QUELLE:
************

In der Folge hatte sich das Unternehmen neu positioniert und macht den größten Teil seines Umsatzes mittlerweile mit Netzwerktechnik. Selbst der Einstieg in den Markt für digitale Karten könnte nur ein Zwischenspiel gewesen sein. Angeblich wird bereits ein Verkauf des eigenen Dienstes Here geprüft, dessen Verkauf bis zu 6,9 Milliarden Euro einbringen könnte.
Gleichzeitig soll die Übernahme dazu beitragen, die Ausgaben drastisch zu senken. Besonders auf der operativen Ebene sollen massive Einsparungen möglich sind, die bis zu 900 Millionen Euro im Jahr betragen könnten.
Hat Nokia eine neue Strategie gefunden?
Es sieht in der Tat so aus, als ob den Finnen ein wahrer Befreiungsschlag gelungen wäre. Der Deal birgt für sie zahlreiche Vorteile, die bei den Kosteneinsparungen beginnen und bei der Vergrößerung der Absatzmärkte enden. Denn während Alcatel vor allem in den USA präsent ist, deckt Nokia den europäischen und asiatischen Markt ab.
Entscheidend wird unter anderem sein, ob es gelingt, das schnelle Tempo einzuhalten und dass keine weiteren Schwierigkeiten auftreten. Bei einem Projekt dieser Größe ist das keine Selbstverständlichkeit.

************

VORLIEGENDE DATEN:
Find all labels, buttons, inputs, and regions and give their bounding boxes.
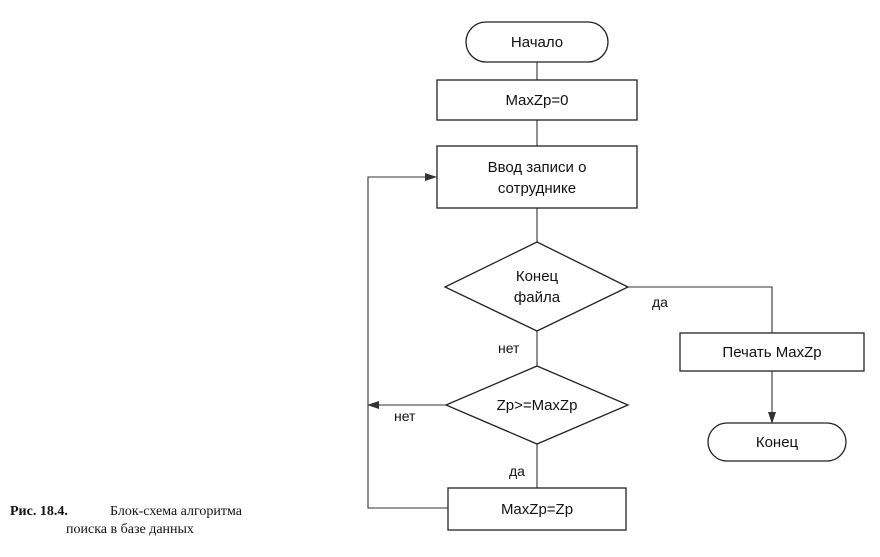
caption-line1: Блок-схема алгоритма	[110, 504, 243, 519]
assign-label: MaxZp=Zp	[501, 501, 573, 518]
edge-eof-yes-print	[628, 286, 773, 333]
eof-decision: Конец файла	[443, 241, 630, 332]
end-terminator: Конец	[707, 422, 847, 462]
figure-caption: Рис. 18.4. Блок-схема алгоритма поиска в…	[10, 504, 243, 537]
init-process: MaxZp=0	[436, 79, 638, 121]
edge-assign-loop	[367, 173, 448, 509]
start-terminator: Начало	[465, 21, 609, 63]
compare-label: Zp>=MaxZp	[497, 397, 578, 414]
eof-label-line1: Конец	[516, 268, 559, 285]
end-label: Конец	[756, 434, 799, 451]
connectors	[367, 62, 776, 509]
caption-label: Рис. 18.4.	[10, 504, 68, 519]
print-process: Печать MaxZp	[679, 332, 865, 372]
input-label-line1: Ввод записи о	[488, 159, 587, 176]
edge-label-eof-no: нет	[498, 340, 520, 356]
caption-line2: поиска в базе данных	[66, 522, 194, 537]
edge-label-compare-no: нет	[394, 408, 416, 424]
print-label: Печать MaxZp	[722, 344, 821, 361]
input-label-line2: сотруднике	[498, 180, 576, 197]
init-label: MaxZp=0	[506, 92, 569, 109]
edge-label-eof-yes: да	[652, 294, 668, 310]
assign-process: MaxZp=Zp	[447, 487, 627, 531]
start-label: Начало	[511, 34, 563, 51]
input-process: Ввод записи о сотруднике	[436, 145, 638, 209]
compare-decision: Zp>=MaxZp	[444, 365, 630, 445]
edge-label-compare-yes: да	[509, 463, 525, 479]
eof-label-line2: файла	[514, 289, 561, 306]
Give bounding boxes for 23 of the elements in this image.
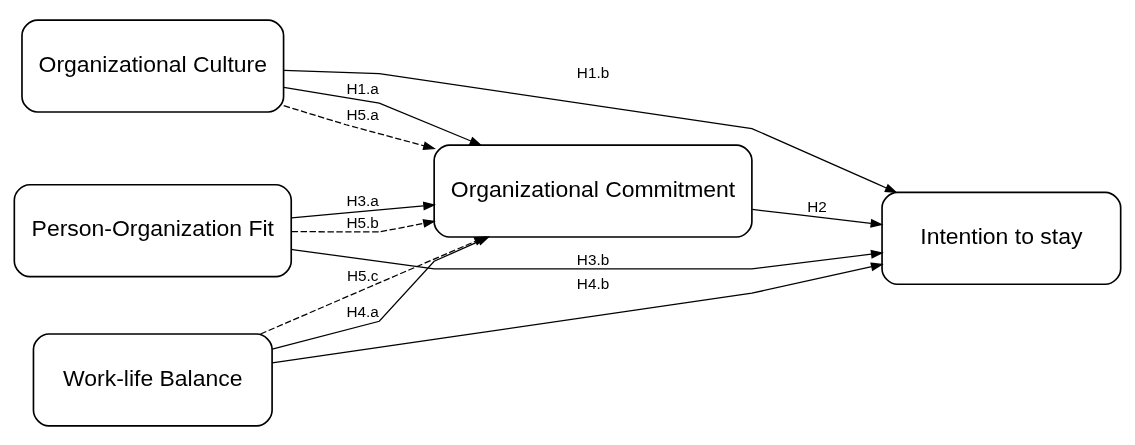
edge-label: H5.a — [346, 105, 379, 123]
node-box: Work-life Balance — [32, 332, 273, 427]
arrow — [751, 208, 884, 228]
edge-label: H2 — [807, 197, 827, 215]
arrow — [291, 248, 884, 270]
arrow — [283, 104, 436, 150]
arrow — [283, 86, 483, 146]
arrow — [290, 201, 437, 218]
edge-label: H5.b — [346, 213, 379, 231]
arrow — [283, 69, 898, 193]
node-box: Organizational Commitment — [433, 143, 753, 238]
edge-label: H1.b — [576, 63, 610, 81]
edge-label: H3.a — [346, 191, 379, 209]
node-box: Person-Organization Fit — [13, 183, 293, 277]
edge-label: H4.b — [576, 274, 610, 292]
edge-label: H5.c — [346, 266, 379, 284]
arrow — [290, 218, 436, 233]
node-box: Intention to stay — [881, 191, 1122, 285]
edge-label: H3.b — [576, 250, 610, 268]
edge-label: H4.a — [346, 302, 379, 320]
edge-label: H1.a — [346, 79, 379, 97]
node-box: Organizational Culture — [21, 18, 285, 113]
arrow — [271, 261, 884, 363]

************

AUFGABEN:
- A) Schreibe den Text über Nokia ab den Worten "Es sieht in" bis einschließlich "asiatischen Markt ab." erneut aus und tausche dabei "Finnen" gegen "Skandinaviern".
- B) Wie viel könnte laut dem Text über Nokia der Verkauf des Dienstes Here einbringen?
Die Daten werden zur Bearbeitung nicht gebraucht.

ERGEBNISSE PRO AUFGABE:
- A)
Es sieht in der Tat so aus, als ob den Skandinaviern ein wahrer Befreiungsschlag gelungen wäre. Der Deal birgt für sie zahlreiche Vorteile, die bei den Kosteneinsparungen beginnen und bei der Vergrößerung der Absatzmärkte enden. Denn während Alcatel vor allem in den USA präsent ist, deckt Nokia den europäischen und asiatischen Markt ab.

- B) Bis zu 6,9 Milliarden Euro.